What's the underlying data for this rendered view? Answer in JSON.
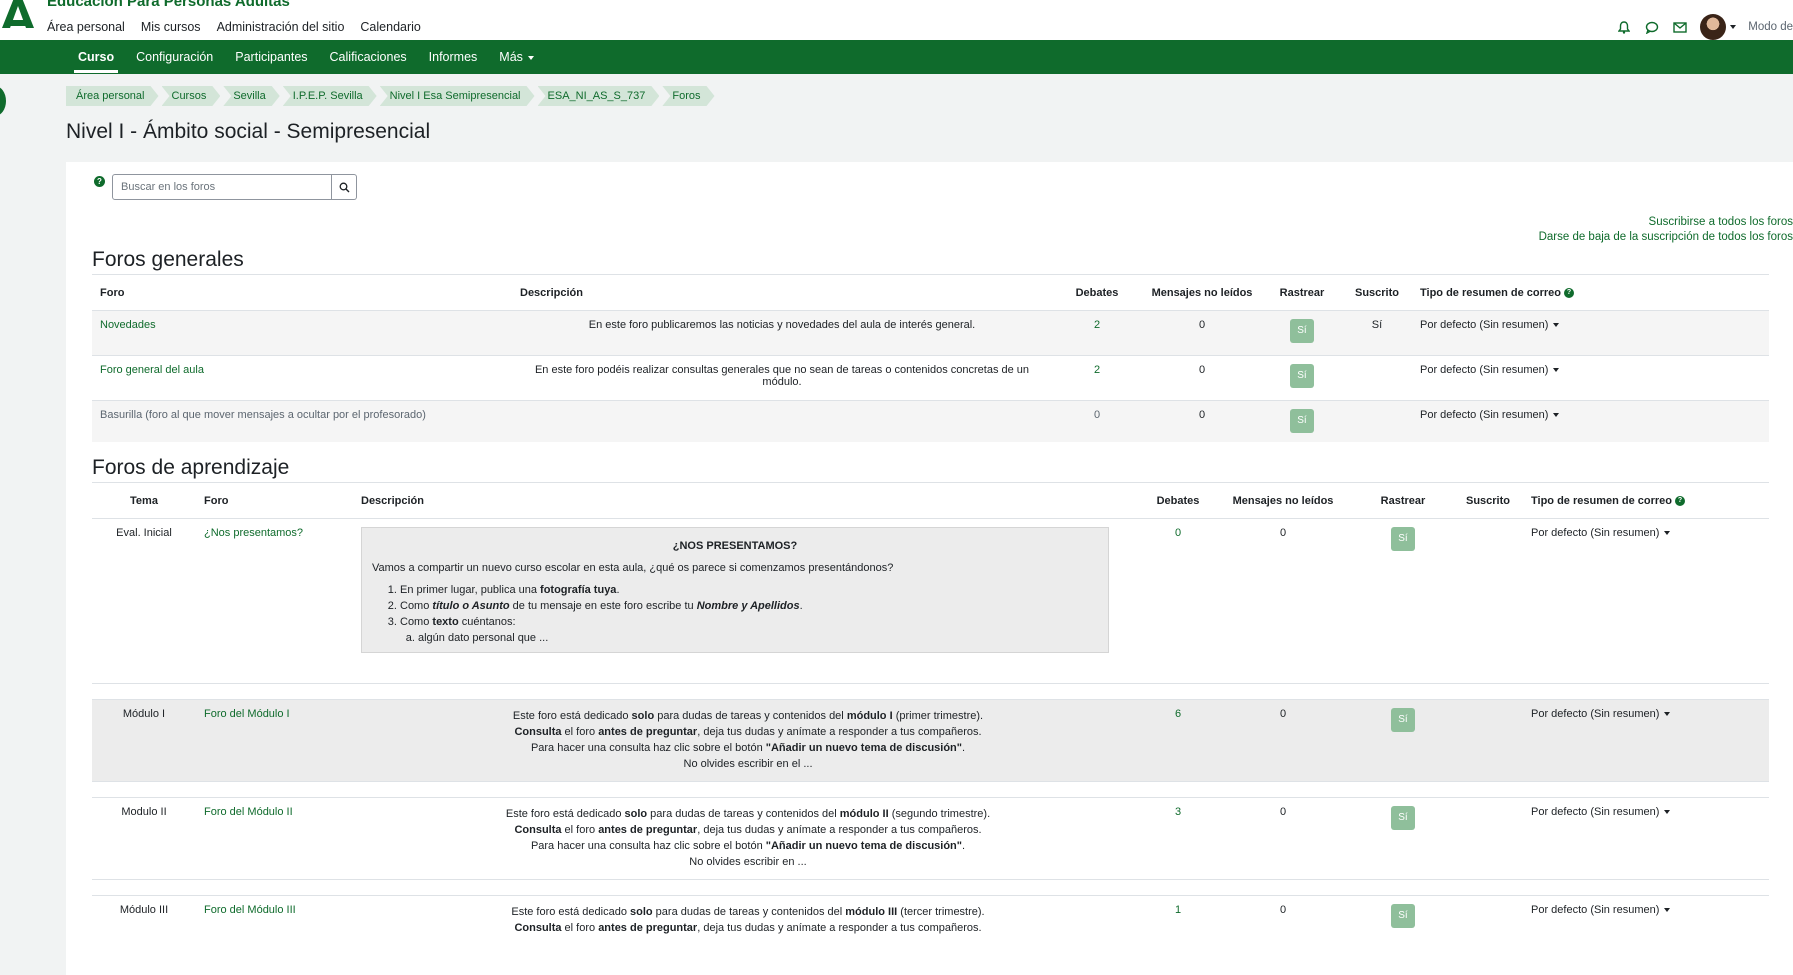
{
  "site": {
    "name": "Educación Para Personas Adultas"
  },
  "primary_nav": [
    "Área personal",
    "Mis cursos",
    "Administración del sitio",
    "Calendario"
  ],
  "user_tools": {
    "edit_mode_label": "Modo de"
  },
  "secondary_nav": [
    "Curso",
    "Configuración",
    "Participantes",
    "Calificaciones",
    "Informes",
    "Más"
  ],
  "breadcrumb": [
    "Área personal",
    "Cursos",
    "Sevilla",
    "I.P.E.P. Sevilla",
    "Nivel I Esa Semipresencial",
    "ESA_NI_AS_S_737",
    "Foros"
  ],
  "page_title": "Nivel I - Ámbito social - Semipresencial",
  "search": {
    "placeholder": "Buscar en los foros"
  },
  "subscription_links": {
    "subscribe_all": "Suscribirse a todos los foros",
    "unsubscribe_all": "Darse de baja de la suscripción de todos los foros"
  },
  "general_forums": {
    "title": "Foros generales",
    "headers": [
      "Foro",
      "Descripción",
      "Debates",
      "Mensajes no leídos",
      "Rastrear",
      "Suscrito",
      "Tipo de resumen de correo"
    ],
    "rows": [
      {
        "forum": "Novedades",
        "description": "En este foro publicaremos las noticias y novedades del aula de interés general.",
        "debates": "2",
        "unread": "0",
        "track": "Sí",
        "subscribed": "Sí",
        "digest": "Por defecto (Sin resumen)"
      },
      {
        "forum": "Foro general del aula",
        "description": "En este foro podéis realizar consultas generales que no sean de tareas o contenidos concretas de un módulo.",
        "debates": "2",
        "unread": "0",
        "track": "Sí",
        "subscribed": "",
        "digest": "Por defecto (Sin resumen)"
      },
      {
        "forum": "Basurilla (foro al que mover mensajes a ocultar por el profesorado)",
        "description": "",
        "debates": "0",
        "unread": "0",
        "track": "Sí",
        "subscribed": "",
        "digest": "Por defecto (Sin resumen)"
      }
    ]
  },
  "learning_forums": {
    "title": "Foros de aprendizaje",
    "headers": [
      "Tema",
      "Foro",
      "Descripción",
      "Debates",
      "Mensajes no leídos",
      "Rastrear",
      "Suscrito",
      "Tipo de resumen de correo"
    ],
    "intro_row": {
      "topic": "Eval. Inicial",
      "forum": "¿Nos presentamos?",
      "desc_title": "¿NOS PRESENTAMOS?",
      "desc_intro": "Vamos a compartir un nuevo curso escolar en esta aula, ¿qué os parece si comenzamos presentándonos?",
      "step1_pre": "En primer lugar, publica una ",
      "step1_bold": "fotografía tuya",
      "step1_post": ".",
      "step2_pre": "Como ",
      "step2_bold": "título o Asunto",
      "step2_mid": " de tu mensaje en este foro escribe tu ",
      "step2_bold2": "Nombre y Apellidos",
      "step2_post": ".",
      "step3_pre": "Como ",
      "step3_bold": "texto",
      "step3_post": " cuéntanos:",
      "step3a": "algún dato personal que ...",
      "debates": "0",
      "unread": "0",
      "track": "Sí",
      "digest": "Por defecto (Sin resumen)"
    },
    "modules": [
      {
        "topic": "Módulo I",
        "forum": "Foro del Módulo I",
        "l1_pre": "Este foro está dedicado ",
        "l1_b1": "solo",
        "l1_mid": " para dudas de tareas y contenidos del ",
        "l1_b2": "módulo I",
        "l1_post": " (primer trimestre).",
        "l2_b1": "Consulta",
        "l2_mid": " el foro ",
        "l2_b2": "antes de preguntar",
        "l2_post": ", deja tus dudas y anímate a responder a tus compañeros.",
        "l3_pre": "Para hacer una consulta haz clic sobre el botón ",
        "l3_b": "\"Añadir un nuevo tema de discusión\"",
        "l3_post": ".",
        "l4": "No olvides escribir en el ...",
        "debates": "6",
        "unread": "0",
        "track": "Sí",
        "digest": "Por defecto (Sin resumen)"
      },
      {
        "topic": "Modulo II",
        "forum": "Foro del Módulo II",
        "l1_pre": "Este foro está dedicado ",
        "l1_b1": "solo",
        "l1_mid": " para dudas de tareas y contenidos del ",
        "l1_b2": "módulo II",
        "l1_post": " (segundo trimestre).",
        "l2_b1": "Consulta",
        "l2_mid": " el foro ",
        "l2_b2": "antes de preguntar",
        "l2_post": ", deja tus dudas y anímate a responder a tus compañeros.",
        "l3_pre": "Para hacer una consulta haz clic sobre el botón ",
        "l3_b": "\"Añadir un nuevo tema de discusión\"",
        "l3_post": ".",
        "l4": "No olvides escribir en ...",
        "debates": "3",
        "unread": "0",
        "track": "Sí",
        "digest": "Por defecto (Sin resumen)"
      },
      {
        "topic": "Módulo III",
        "forum": "Foro del Módulo III",
        "l1_pre": "Este foro está dedicado ",
        "l1_b1": "solo",
        "l1_mid": " para dudas de tareas y contenidos del ",
        "l1_b2": "módulo III",
        "l1_post": " (tercer trimestre).",
        "l2_b1": "Consulta",
        "l2_mid": " el foro ",
        "l2_b2": "antes de preguntar",
        "l2_post": ", deja tus dudas y anímate a responder a tus compañeros.",
        "l3_pre": "",
        "l3_b": "",
        "l3_post": "",
        "l4": "",
        "debates": "1",
        "unread": "0",
        "track": "Sí",
        "digest": "Por defecto (Sin resumen)"
      }
    ]
  },
  "colors": {
    "brand": "#0f6b2c",
    "breadcrumb_bg": "#d3e5d8",
    "track_button": "#8fbf9b"
  },
  "icons": [
    "logo-icon",
    "bell-icon",
    "chat-icon",
    "mail-icon",
    "help-icon",
    "search-icon",
    "caret-down-icon"
  ]
}
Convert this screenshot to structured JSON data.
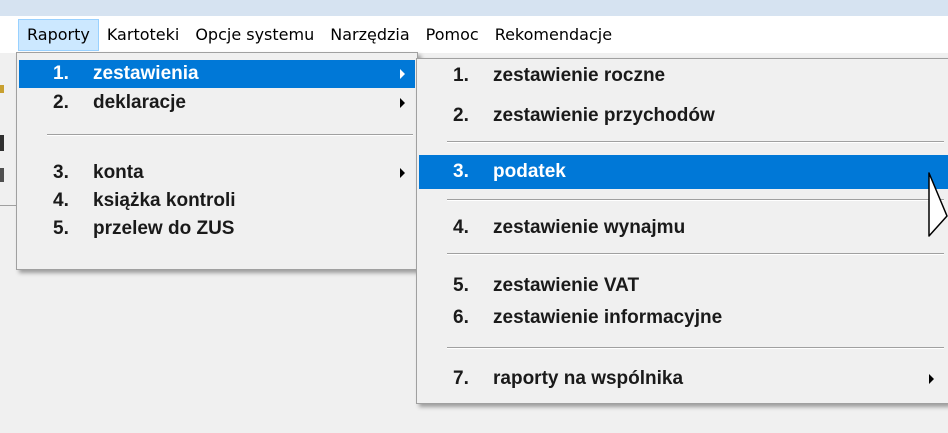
{
  "menubar": {
    "items": [
      {
        "label": "Raporty",
        "active": true
      },
      {
        "label": "Kartoteki"
      },
      {
        "label": "Opcje systemu"
      },
      {
        "label": "Narzędzia"
      },
      {
        "label": "Pomoc"
      },
      {
        "label": "Rekomendacje"
      }
    ]
  },
  "menu_raporty": {
    "items": [
      {
        "num": "1.",
        "label": "zestawienia",
        "submenu": true,
        "highlighted": true
      },
      {
        "num": "2.",
        "label": "deklaracje",
        "submenu": true
      },
      {
        "num": "3.",
        "label": "konta",
        "submenu": true
      },
      {
        "num": "4.",
        "label": "książka kontroli"
      },
      {
        "num": "5.",
        "label": "przelew do ZUS"
      }
    ]
  },
  "menu_zestawienia": {
    "items": [
      {
        "num": "1.",
        "label": "zestawienie roczne"
      },
      {
        "num": "2.",
        "label": "zestawienie przychodów"
      },
      {
        "num": "3.",
        "label": "podatek",
        "highlighted": true
      },
      {
        "num": "4.",
        "label": "zestawienie wynajmu"
      },
      {
        "num": "5.",
        "label": "zestawienie VAT"
      },
      {
        "num": "6.",
        "label": "zestawienie informacyjne"
      },
      {
        "num": "7.",
        "label": "raporty na wspólnika",
        "submenu": true
      }
    ]
  },
  "colors": {
    "highlight": "#0078d7",
    "menubar_active": "#cce8ff",
    "menu_bg": "#f0f0f0"
  },
  "icons": {
    "submenu": "chevron-right-icon",
    "pointer": "mouse-cursor-icon"
  }
}
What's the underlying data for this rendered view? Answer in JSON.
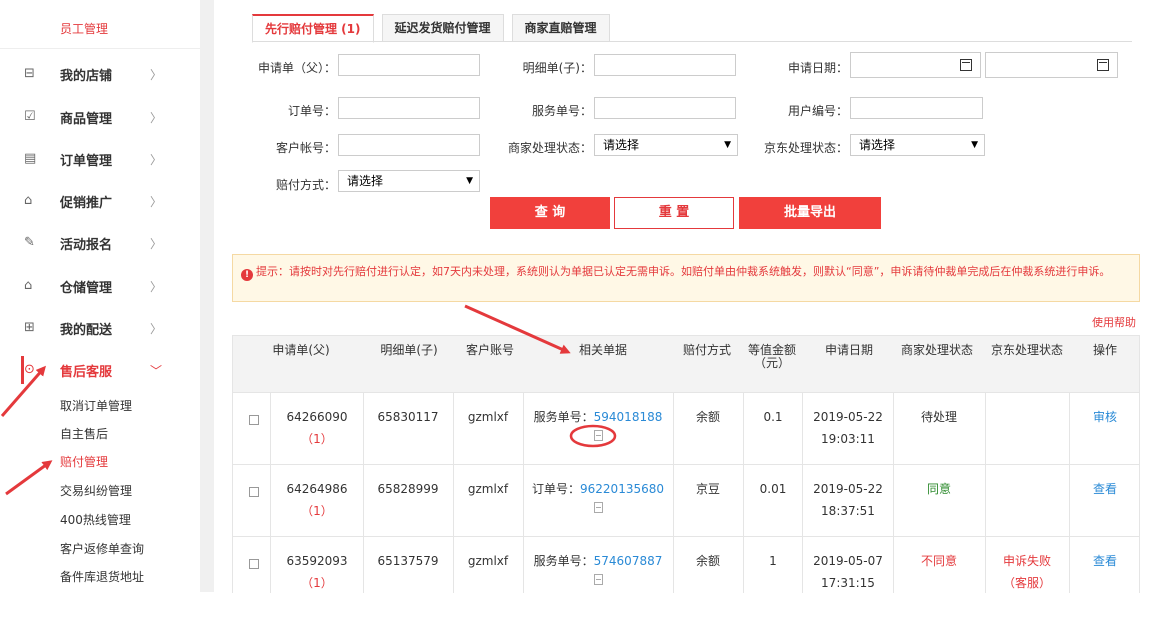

= = = = =

__TO DO__. From the entries above, list each line with "trimestre" in it.

__WRITTEN SOLUTION__.
        "l1_post": " (primer trimestre).",
        "l1_post": " (segundo trimestre).",
        "l1_post": " (tercer trimestre).",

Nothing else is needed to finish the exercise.